Copy the records from the first line down to and including the line with "row-desactivee-checkbox[interactable] bbox=[530, 200, 540, 210]", swapping "Libellé" for "Label" and leaving everything else as it is.
═════ Information shown ═════
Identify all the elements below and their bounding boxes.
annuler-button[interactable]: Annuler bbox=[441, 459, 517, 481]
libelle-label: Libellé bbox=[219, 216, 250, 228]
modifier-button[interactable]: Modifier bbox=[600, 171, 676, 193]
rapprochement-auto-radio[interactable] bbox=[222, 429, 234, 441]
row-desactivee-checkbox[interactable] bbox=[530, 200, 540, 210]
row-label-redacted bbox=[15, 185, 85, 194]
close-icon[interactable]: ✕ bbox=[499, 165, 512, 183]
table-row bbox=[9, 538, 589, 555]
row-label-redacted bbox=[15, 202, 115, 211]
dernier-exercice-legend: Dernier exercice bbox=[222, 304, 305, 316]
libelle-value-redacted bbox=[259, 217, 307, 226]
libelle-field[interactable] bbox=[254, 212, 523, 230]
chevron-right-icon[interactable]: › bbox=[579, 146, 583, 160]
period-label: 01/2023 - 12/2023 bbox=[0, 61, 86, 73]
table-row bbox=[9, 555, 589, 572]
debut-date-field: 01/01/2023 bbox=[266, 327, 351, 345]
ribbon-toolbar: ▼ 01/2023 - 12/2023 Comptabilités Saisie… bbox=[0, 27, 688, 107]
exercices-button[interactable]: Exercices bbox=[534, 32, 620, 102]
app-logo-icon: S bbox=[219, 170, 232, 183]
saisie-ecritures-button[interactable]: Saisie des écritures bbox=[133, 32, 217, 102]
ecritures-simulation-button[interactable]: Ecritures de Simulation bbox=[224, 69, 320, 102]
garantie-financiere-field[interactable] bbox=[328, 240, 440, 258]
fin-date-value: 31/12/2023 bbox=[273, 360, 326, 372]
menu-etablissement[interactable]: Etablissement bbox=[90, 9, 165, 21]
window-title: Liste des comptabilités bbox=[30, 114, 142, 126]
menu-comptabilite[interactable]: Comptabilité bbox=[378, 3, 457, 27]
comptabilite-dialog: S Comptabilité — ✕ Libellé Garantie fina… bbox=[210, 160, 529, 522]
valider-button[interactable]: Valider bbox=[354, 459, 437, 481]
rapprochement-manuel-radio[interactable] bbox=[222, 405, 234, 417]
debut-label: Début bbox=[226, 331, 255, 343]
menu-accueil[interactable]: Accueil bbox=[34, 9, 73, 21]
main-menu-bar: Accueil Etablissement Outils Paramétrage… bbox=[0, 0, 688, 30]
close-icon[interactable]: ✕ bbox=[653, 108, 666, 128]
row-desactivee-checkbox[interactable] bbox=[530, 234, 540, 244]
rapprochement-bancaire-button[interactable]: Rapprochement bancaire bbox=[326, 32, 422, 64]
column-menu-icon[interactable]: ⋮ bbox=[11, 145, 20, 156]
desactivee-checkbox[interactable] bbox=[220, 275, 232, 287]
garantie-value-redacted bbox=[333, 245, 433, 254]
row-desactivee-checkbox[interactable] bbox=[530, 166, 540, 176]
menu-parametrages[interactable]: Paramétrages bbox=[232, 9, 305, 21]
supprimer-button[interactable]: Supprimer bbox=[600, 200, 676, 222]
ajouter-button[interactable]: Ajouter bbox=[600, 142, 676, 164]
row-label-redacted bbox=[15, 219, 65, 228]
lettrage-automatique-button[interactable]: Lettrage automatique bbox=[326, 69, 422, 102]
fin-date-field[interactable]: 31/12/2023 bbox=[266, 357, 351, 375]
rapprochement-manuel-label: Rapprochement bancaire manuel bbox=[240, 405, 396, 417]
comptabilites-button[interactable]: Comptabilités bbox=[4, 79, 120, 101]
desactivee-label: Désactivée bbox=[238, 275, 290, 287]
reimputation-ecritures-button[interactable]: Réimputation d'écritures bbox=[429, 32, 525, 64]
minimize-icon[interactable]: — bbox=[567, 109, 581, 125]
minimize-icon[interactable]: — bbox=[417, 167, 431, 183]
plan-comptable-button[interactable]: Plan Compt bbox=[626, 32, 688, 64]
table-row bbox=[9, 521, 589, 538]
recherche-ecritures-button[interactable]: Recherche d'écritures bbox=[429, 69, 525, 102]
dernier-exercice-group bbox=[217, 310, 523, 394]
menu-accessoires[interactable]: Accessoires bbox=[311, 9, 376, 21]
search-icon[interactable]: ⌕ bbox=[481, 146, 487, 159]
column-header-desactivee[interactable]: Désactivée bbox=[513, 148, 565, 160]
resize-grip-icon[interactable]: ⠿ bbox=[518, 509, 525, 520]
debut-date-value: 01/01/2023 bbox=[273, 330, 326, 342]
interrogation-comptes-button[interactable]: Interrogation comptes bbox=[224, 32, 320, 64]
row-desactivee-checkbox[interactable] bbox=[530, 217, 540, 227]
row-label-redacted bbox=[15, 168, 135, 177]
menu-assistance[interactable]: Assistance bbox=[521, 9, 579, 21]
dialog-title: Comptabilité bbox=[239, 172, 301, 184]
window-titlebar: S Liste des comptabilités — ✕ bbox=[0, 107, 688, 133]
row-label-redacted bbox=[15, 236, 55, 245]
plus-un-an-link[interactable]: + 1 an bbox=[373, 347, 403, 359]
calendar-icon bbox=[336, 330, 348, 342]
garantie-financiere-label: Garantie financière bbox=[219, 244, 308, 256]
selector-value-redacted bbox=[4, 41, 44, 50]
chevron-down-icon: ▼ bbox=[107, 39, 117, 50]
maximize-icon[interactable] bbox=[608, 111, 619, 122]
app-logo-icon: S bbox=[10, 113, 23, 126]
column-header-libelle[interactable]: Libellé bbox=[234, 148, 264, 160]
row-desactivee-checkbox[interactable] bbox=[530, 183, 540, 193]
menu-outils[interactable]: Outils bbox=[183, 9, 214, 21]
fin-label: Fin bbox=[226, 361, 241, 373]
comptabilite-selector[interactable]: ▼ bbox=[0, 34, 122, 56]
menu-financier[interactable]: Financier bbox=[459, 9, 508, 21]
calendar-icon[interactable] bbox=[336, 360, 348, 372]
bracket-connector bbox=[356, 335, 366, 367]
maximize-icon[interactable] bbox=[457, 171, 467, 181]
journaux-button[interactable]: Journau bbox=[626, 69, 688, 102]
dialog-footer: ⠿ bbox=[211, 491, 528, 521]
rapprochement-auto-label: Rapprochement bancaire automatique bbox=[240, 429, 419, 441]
═════
# Final result:
Identify all the elements below and their bounding boxes.
annuler-button[interactable]: Annuler bbox=[441, 459, 517, 481]
libelle-label: Label bbox=[219, 216, 250, 228]
modifier-button[interactable]: Modifier bbox=[600, 171, 676, 193]
rapprochement-auto-radio[interactable] bbox=[222, 429, 234, 441]
row-desactivee-checkbox[interactable] bbox=[530, 200, 540, 210]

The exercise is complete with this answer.